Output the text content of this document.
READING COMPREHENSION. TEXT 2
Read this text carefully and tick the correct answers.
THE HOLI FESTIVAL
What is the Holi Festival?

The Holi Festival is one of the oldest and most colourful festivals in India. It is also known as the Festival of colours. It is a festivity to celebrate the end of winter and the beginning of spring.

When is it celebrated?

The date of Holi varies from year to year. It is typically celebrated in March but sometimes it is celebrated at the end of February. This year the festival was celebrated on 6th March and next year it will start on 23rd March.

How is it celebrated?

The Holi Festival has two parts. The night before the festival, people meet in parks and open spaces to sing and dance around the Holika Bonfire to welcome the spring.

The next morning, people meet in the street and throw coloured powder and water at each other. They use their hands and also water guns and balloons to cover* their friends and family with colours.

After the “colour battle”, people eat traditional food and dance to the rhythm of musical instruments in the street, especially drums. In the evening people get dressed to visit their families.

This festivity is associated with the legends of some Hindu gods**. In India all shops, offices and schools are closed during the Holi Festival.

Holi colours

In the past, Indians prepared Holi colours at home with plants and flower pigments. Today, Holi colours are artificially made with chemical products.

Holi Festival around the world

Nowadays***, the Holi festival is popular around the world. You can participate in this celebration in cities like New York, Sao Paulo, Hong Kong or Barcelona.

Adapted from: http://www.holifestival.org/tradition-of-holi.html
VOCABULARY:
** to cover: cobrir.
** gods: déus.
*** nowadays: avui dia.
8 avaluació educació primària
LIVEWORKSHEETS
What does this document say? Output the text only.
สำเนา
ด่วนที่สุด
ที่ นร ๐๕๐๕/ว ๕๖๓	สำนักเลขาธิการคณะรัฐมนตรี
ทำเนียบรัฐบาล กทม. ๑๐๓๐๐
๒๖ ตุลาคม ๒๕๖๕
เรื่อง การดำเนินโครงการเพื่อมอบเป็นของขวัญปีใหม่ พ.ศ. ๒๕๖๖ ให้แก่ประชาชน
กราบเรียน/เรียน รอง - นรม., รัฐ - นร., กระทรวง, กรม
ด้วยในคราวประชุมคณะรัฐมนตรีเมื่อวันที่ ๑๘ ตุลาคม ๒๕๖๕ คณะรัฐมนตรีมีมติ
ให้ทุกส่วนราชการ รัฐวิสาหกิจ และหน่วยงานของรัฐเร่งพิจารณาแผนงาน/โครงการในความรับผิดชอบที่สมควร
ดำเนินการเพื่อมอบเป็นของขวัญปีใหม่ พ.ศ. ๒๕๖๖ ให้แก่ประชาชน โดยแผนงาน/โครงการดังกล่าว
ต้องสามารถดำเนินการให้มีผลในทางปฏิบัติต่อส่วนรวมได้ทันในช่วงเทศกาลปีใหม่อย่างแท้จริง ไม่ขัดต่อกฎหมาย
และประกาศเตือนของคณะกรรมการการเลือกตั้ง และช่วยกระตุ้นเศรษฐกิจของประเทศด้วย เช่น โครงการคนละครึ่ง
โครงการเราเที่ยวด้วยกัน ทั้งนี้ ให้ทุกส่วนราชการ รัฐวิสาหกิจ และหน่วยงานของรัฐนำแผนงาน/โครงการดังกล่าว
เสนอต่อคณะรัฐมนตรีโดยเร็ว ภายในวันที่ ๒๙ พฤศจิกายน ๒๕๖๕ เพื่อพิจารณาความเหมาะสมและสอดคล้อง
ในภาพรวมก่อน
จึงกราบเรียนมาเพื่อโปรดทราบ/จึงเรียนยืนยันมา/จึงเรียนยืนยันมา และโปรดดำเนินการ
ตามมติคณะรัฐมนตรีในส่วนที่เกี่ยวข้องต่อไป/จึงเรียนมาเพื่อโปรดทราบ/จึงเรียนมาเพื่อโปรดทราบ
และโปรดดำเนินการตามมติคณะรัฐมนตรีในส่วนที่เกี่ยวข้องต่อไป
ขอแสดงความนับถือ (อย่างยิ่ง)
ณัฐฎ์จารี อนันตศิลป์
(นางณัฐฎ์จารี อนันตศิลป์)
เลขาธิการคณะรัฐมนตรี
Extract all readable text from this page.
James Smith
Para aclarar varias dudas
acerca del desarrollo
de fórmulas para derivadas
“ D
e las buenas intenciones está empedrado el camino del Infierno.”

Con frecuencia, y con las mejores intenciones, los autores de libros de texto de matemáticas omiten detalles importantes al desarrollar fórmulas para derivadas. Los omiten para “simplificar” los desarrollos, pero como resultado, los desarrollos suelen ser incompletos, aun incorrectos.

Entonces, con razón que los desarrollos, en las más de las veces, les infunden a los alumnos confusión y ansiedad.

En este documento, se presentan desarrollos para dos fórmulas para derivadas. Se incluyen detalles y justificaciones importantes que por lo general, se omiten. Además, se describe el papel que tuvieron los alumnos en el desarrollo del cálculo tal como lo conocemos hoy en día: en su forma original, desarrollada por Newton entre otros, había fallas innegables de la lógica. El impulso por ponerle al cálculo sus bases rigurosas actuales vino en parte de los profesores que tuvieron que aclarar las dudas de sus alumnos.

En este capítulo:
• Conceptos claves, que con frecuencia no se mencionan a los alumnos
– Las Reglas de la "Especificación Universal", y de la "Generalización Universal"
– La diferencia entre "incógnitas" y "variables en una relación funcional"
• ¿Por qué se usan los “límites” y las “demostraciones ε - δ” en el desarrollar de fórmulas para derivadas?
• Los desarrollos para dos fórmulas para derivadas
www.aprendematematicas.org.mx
====
▸ Objective: Write out the full listing, keeping every line exactly as it is.

▸ The output:
Output the text content of this document.
READING COMPREHENSION. TEXT 2
Read this text carefully and tick the correct answers.
THE HOLI FESTIVAL
What is the Holi Festival?

The Holi Festival is one of the oldest and most colourful festivals in India. It is also known as the Festival of colours. It is a festivity to celebrate the end of winter and the beginning of spring.

When is it celebrated?

The date of Holi varies from year to year. It is typically celebrated in March but sometimes it is celebrated at the end of February. This year the festival was celebrated on 6th March and next year it will start on 23rd March.

How is it celebrated?

The Holi Festival has two parts. The night before the festival, people meet in parks and open spaces to sing and dance around the Holika Bonfire to welcome the spring.

The next morning, people meet in the street and throw coloured powder and water at each other. They use their hands and also water guns and balloons to cover* their friends and family with colours.

After the “colour battle”, people eat traditional food and dance to the rhythm of musical instruments in the street, especially drums. In the evening people get dressed to visit their families.

This festivity is associated with the legends of some Hindu gods**. In India all shops, offices and schools are closed during the Holi Festival.

Holi colours

In the past, Indians prepared Holi colours at home with plants and flower pigments. Today, Holi colours are artificially made with chemical products.

Holi Festival around the world

Nowadays***, the Holi festival is popular around the world. You can participate in this celebration in cities like New York, Sao Paulo, Hong Kong or Barcelona.

Adapted from: http://www.holifestival.org/tradition-of-holi.html
VOCABULARY:
** to cover: cobrir.
** gods: déus.
*** nowadays: avui dia.
8 avaluació educació primària
LIVEWORKSHEETS
What does this document say? Output the text only.
สำเนา
ด่วนที่สุด
ที่ นร ๐๕๐๕/ว ๕๖๓	สำนักเลขาธิการคณะรัฐมนตรี
ทำเนียบรัฐบาล กทม. ๑๐๓๐๐
๒๖ ตุลาคม ๒๕๖๕
เรื่อง การดำเนินโครงการเพื่อมอบเป็นของขวัญปีใหม่ พ.ศ. ๒๕๖๖ ให้แก่ประชาชน
กราบเรียน/เรียน รอง - นรม., รัฐ - นร., กระทรวง, กรม
ด้วยในคราวประชุมคณะรัฐมนตรีเมื่อวันที่ ๑๘ ตุลาคม ๒๕๖๕ คณะรัฐมนตรีมีมติ
ให้ทุกส่วนราชการ รัฐวิสาหกิจ และหน่วยงานของรัฐเร่งพิจารณาแผนงาน/โครงการในความรับผิดชอบที่สมควร
ดำเนินการเพื่อมอบเป็นของขวัญปีใหม่ พ.ศ. ๒๕๖๖ ให้แก่ประชาชน โดยแผนงาน/โครงการดังกล่าว
ต้องสามารถดำเนินการให้มีผลในทางปฏิบัติต่อส่วนรวมได้ทันในช่วงเทศกาลปีใหม่อย่างแท้จริง ไม่ขัดต่อกฎหมาย
และประกาศเตือนของคณะกรรมการการเลือกตั้ง และช่วยกระตุ้นเศรษฐกิจของประเทศด้วย เช่น โครงการคนละครึ่ง
โครงการเราเที่ยวด้วยกัน ทั้งนี้ ให้ทุกส่วนราชการ รัฐวิสาหกิจ และหน่วยงานของรัฐนำแผนงาน/โครงการดังกล่าว
เสนอต่อคณะรัฐมนตรีโดยเร็ว ภายในวันที่ ๒๙ พฤศจิกายน ๒๕๖๕ เพื่อพิจารณาความเหมาะสมและสอดคล้อง
ในภาพรวมก่อน
จึงกราบเรียนมาเพื่อโปรดทราบ/จึงเรียนยืนยันมา/จึงเรียนยืนยันมา และโปรดดำเนินการ
ตามมติคณะรัฐมนตรีในส่วนที่เกี่ยวข้องต่อไป/จึงเรียนมาเพื่อโปรดทราบ/จึงเรียนมาเพื่อโปรดทราบ
และโปรดดำเนินการตามมติคณะรัฐมนตรีในส่วนที่เกี่ยวข้องต่อไป
ขอแสดงความนับถือ (อย่างยิ่ง)
ณัฐฎ์จารี อนันตศิลป์
(นางณัฐฎ์จารี อนันตศิลป์)
เลขาธิการคณะรัฐมนตรี
Extract all readable text from this page.
James Smith
Para aclarar varias dudas
acerca del desarrollo
de fórmulas para derivadas
“ D
e las buenas intenciones está empedrado el camino del Infierno.”

Con frecuencia, y con las mejores intenciones, los autores de libros de texto de matemáticas omiten detalles importantes al desarrollar fórmulas para derivadas. Los omiten para “simplificar” los desarrollos, pero como resultado, los desarrollos suelen ser incompletos, aun incorrectos.

Entonces, con razón que los desarrollos, en las más de las veces, les infunden a los alumnos confusión y ansiedad.

En este documento, se presentan desarrollos para dos fórmulas para derivadas. Se incluyen detalles y justificaciones importantes que por lo general, se omiten. Además, se describe el papel que tuvieron los alumnos en el desarrollo del cálculo tal como lo conocemos hoy en día: en su forma original, desarrollada por Newton entre otros, había fallas innegables de la lógica. El impulso por ponerle al cálculo sus bases rigurosas actuales vino en parte de los profesores que tuvieron que aclarar las dudas de sus alumnos.

En este capítulo:
• Conceptos claves, que con frecuencia no se mencionan a los alumnos
– Las Reglas de la "Especificación Universal", y de la "Generalización Universal"
– La diferencia entre "incógnitas" y "variables en una relación funcional"
• ¿Por qué se usan los “límites” y las “demostraciones ε - δ” en el desarrollar de fórmulas para derivadas?
• Los desarrollos para dos fórmulas para derivadas
www.aprendematematicas.org.mx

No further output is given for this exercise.